## begin

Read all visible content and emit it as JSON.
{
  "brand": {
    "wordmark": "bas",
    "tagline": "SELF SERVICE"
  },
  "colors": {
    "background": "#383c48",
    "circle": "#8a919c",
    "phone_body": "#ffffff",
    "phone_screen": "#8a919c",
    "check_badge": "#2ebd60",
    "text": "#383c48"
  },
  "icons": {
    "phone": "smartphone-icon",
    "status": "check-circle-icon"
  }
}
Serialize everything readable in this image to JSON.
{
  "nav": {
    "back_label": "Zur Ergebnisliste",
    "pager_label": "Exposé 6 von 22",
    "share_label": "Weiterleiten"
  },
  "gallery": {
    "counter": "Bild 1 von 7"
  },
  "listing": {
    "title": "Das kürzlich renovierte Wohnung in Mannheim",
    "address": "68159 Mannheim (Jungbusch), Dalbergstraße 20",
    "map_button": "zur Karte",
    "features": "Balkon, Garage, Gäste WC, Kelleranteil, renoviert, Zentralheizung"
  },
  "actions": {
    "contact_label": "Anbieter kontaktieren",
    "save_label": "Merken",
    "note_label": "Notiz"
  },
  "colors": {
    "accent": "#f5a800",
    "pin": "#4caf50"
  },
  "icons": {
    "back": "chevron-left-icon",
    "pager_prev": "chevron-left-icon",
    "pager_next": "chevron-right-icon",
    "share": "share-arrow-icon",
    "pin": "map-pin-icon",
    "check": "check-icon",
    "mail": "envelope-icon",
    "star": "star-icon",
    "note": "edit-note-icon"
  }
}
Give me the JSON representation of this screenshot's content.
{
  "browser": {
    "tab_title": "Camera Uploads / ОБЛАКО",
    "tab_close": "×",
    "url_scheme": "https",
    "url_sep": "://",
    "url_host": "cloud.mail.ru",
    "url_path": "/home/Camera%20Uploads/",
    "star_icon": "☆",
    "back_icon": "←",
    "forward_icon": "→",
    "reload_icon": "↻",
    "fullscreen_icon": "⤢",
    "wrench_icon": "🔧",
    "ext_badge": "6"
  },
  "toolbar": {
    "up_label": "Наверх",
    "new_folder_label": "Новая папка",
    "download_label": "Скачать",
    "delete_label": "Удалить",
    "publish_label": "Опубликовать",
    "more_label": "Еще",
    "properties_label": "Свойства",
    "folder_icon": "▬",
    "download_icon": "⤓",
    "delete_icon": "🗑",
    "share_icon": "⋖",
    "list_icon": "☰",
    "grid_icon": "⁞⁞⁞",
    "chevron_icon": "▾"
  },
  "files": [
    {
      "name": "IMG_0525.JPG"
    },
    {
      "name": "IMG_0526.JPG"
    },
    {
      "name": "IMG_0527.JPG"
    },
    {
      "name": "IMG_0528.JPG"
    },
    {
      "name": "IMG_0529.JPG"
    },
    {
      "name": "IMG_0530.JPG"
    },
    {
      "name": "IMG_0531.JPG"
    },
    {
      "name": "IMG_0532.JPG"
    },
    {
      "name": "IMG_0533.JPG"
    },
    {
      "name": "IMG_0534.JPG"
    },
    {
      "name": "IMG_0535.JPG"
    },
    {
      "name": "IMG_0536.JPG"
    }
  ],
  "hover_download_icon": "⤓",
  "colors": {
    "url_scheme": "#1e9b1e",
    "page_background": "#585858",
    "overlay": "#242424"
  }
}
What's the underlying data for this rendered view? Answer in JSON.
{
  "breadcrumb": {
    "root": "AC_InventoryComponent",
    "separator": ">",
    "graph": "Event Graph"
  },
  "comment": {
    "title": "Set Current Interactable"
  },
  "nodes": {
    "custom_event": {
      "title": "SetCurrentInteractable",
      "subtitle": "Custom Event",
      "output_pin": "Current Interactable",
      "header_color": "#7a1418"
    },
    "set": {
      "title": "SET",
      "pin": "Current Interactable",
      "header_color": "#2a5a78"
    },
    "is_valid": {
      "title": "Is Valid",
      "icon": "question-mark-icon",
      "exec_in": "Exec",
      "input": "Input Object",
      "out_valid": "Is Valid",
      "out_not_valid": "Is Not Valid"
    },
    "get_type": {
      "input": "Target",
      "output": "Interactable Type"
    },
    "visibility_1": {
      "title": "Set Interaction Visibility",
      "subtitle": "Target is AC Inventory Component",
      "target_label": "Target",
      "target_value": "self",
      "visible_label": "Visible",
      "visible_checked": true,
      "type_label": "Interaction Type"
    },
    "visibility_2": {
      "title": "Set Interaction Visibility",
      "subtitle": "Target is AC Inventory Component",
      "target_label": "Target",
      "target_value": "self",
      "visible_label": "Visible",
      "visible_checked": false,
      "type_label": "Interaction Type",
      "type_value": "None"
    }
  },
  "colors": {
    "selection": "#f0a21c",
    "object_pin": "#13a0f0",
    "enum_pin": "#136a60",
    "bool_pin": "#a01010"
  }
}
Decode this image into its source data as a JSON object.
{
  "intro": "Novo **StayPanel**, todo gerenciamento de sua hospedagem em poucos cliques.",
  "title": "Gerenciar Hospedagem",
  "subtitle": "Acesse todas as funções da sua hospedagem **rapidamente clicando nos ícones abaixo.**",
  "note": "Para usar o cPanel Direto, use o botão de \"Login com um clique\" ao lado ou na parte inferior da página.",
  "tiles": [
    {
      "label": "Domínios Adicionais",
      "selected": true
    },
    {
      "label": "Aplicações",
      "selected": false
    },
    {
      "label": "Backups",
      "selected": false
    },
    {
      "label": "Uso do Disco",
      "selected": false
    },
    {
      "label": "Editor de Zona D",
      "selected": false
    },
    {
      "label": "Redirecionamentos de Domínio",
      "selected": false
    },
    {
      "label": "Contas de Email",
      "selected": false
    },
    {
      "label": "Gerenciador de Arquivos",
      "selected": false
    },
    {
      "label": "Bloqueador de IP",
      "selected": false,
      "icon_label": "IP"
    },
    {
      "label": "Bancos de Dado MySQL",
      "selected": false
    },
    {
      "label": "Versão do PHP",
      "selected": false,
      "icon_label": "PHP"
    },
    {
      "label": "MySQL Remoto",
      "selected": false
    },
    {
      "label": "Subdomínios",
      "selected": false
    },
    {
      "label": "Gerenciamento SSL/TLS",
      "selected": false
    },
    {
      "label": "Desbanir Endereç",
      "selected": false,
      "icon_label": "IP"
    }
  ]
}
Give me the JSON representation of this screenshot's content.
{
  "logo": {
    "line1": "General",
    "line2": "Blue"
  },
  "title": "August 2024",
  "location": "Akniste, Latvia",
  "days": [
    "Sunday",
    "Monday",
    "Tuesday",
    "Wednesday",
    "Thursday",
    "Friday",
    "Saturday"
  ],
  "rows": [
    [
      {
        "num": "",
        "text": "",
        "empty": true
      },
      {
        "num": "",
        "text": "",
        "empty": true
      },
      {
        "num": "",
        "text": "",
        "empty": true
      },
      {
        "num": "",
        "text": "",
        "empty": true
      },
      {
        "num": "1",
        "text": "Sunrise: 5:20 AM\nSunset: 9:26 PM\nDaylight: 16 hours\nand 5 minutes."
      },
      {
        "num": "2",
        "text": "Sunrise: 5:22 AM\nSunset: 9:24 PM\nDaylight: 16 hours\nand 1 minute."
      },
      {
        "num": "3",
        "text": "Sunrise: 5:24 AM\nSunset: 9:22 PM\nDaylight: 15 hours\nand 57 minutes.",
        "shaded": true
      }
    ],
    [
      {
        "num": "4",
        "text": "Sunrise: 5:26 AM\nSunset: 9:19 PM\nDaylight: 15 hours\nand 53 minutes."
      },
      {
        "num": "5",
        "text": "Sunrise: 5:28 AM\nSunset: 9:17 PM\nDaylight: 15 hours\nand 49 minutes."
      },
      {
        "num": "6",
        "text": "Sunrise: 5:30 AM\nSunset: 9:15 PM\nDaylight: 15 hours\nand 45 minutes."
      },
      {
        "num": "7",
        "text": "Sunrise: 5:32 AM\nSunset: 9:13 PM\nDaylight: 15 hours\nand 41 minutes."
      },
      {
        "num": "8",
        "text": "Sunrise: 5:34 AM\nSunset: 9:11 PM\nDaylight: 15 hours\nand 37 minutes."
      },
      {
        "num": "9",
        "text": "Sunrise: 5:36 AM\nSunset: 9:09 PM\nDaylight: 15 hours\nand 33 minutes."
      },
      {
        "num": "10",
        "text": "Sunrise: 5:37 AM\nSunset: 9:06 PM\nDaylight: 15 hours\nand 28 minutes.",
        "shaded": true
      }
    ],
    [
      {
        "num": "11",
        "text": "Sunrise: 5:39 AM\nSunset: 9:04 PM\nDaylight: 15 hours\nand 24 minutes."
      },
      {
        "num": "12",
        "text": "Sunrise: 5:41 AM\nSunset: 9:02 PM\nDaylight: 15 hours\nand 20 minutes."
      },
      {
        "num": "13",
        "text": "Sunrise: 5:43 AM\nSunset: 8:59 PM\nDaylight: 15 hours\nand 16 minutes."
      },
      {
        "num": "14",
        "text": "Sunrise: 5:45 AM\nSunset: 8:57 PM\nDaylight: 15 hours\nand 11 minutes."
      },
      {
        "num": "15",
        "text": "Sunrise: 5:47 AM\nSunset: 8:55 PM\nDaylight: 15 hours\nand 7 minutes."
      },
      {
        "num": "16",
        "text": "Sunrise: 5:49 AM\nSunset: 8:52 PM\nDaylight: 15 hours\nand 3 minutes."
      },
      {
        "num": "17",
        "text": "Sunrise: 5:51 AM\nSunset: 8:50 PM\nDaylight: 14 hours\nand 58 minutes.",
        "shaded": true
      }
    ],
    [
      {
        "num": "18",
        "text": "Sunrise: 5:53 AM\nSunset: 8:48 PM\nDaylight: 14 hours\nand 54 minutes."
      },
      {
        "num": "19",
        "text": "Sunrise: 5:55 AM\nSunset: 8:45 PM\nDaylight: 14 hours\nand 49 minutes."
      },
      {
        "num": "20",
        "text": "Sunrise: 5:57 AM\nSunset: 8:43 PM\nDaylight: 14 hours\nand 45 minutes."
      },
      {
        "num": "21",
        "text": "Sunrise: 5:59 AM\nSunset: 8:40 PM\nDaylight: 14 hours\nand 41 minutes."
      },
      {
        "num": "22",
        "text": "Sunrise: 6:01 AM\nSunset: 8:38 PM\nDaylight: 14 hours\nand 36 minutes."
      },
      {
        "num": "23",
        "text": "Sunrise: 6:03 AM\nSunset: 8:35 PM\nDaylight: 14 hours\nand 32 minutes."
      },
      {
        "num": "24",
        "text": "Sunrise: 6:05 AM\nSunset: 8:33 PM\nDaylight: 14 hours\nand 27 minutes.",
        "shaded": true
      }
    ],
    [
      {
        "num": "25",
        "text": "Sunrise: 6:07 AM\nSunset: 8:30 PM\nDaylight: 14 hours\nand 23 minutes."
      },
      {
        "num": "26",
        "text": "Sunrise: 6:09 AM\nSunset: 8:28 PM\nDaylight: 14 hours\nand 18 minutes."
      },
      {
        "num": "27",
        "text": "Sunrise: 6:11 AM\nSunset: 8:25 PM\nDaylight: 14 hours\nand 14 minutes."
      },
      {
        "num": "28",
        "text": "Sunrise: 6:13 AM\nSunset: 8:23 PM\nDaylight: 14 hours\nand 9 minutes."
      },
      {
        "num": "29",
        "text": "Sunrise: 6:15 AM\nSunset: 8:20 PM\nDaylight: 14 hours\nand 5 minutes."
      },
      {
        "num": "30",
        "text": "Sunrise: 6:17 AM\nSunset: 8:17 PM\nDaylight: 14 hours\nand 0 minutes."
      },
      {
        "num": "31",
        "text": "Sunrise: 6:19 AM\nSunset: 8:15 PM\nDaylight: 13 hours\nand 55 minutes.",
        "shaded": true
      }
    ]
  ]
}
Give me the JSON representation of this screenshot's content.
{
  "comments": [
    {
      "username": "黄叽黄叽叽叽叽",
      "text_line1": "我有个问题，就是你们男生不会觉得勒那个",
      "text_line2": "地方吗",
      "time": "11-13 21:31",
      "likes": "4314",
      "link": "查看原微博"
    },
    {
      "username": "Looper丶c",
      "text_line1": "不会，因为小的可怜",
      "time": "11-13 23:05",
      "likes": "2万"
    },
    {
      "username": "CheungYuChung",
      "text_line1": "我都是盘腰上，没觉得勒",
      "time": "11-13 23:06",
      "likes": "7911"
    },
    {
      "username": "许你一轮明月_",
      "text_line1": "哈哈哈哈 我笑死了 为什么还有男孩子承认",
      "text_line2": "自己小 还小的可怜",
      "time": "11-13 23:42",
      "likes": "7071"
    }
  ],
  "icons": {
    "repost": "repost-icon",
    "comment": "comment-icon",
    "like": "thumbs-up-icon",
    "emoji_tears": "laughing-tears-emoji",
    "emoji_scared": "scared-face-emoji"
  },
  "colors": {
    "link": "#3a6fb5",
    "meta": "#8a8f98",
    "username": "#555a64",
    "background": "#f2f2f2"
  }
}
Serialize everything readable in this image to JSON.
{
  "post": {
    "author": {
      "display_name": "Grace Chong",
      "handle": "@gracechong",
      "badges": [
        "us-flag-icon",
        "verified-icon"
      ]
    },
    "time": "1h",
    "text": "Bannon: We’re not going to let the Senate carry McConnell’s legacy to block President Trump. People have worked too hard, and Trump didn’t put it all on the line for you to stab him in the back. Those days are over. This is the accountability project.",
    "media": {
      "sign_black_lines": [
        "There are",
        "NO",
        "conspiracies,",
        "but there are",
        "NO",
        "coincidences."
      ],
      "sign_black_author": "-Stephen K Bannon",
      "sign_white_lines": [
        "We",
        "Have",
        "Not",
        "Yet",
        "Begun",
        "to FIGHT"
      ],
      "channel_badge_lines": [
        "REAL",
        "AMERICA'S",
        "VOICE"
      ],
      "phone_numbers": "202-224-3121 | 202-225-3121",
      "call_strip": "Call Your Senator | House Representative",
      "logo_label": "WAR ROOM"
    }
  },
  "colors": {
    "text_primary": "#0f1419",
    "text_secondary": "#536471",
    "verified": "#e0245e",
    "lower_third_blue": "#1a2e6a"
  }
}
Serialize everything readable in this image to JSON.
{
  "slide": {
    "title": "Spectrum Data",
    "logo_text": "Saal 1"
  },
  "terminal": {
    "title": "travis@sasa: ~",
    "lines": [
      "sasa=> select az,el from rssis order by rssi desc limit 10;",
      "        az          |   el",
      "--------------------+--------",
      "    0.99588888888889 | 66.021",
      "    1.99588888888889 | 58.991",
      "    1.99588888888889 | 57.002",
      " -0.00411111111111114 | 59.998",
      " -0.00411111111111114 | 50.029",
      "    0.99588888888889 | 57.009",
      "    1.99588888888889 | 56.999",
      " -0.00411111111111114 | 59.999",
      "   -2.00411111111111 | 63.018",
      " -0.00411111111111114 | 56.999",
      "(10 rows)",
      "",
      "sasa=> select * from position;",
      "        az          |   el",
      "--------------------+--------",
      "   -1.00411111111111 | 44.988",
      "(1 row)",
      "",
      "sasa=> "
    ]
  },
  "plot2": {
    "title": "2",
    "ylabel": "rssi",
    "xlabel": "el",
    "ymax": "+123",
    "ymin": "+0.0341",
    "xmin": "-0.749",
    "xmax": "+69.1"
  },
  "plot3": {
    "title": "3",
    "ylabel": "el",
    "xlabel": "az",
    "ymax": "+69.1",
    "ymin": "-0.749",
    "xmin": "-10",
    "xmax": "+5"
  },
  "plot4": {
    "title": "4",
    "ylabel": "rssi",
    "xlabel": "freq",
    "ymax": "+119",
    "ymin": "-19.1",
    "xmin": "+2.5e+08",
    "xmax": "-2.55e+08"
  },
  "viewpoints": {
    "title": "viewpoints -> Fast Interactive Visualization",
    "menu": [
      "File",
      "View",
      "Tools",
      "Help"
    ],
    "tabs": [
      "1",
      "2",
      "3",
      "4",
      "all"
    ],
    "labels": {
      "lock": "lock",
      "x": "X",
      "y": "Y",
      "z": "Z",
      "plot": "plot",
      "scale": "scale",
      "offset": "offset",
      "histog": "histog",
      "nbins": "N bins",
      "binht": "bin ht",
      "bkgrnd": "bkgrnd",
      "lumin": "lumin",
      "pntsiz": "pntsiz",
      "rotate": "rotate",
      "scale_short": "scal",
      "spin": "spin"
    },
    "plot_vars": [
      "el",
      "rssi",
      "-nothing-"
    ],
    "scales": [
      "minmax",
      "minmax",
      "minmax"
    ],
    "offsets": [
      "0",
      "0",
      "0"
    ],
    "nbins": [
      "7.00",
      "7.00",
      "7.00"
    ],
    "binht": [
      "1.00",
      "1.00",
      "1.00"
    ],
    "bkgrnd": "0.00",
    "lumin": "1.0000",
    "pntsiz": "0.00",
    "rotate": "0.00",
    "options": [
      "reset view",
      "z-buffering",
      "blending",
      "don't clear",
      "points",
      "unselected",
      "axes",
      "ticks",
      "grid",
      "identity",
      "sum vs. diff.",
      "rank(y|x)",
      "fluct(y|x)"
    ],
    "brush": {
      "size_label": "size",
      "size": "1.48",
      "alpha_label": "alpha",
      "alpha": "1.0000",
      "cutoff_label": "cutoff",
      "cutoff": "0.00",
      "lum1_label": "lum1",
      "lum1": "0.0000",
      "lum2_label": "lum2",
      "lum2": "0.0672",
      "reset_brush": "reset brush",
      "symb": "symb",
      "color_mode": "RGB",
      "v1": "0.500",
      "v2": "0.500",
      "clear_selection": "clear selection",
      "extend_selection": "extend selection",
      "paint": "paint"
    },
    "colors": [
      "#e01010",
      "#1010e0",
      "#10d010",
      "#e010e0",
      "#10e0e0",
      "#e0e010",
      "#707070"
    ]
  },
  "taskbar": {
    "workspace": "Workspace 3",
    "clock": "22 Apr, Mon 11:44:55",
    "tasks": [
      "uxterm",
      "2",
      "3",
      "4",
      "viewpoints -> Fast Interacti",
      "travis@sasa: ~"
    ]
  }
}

## end

Exercise details:
Select from the material above each line in which the string "username" appears, and list those lines.

Response to this task:
      "username": "黄叽黄叽叽叽叽",
      "username": "Looper丶c",
      "username": "CheungYuChung",
      "username": "许你一轮明月_",
    "username": "#555a64",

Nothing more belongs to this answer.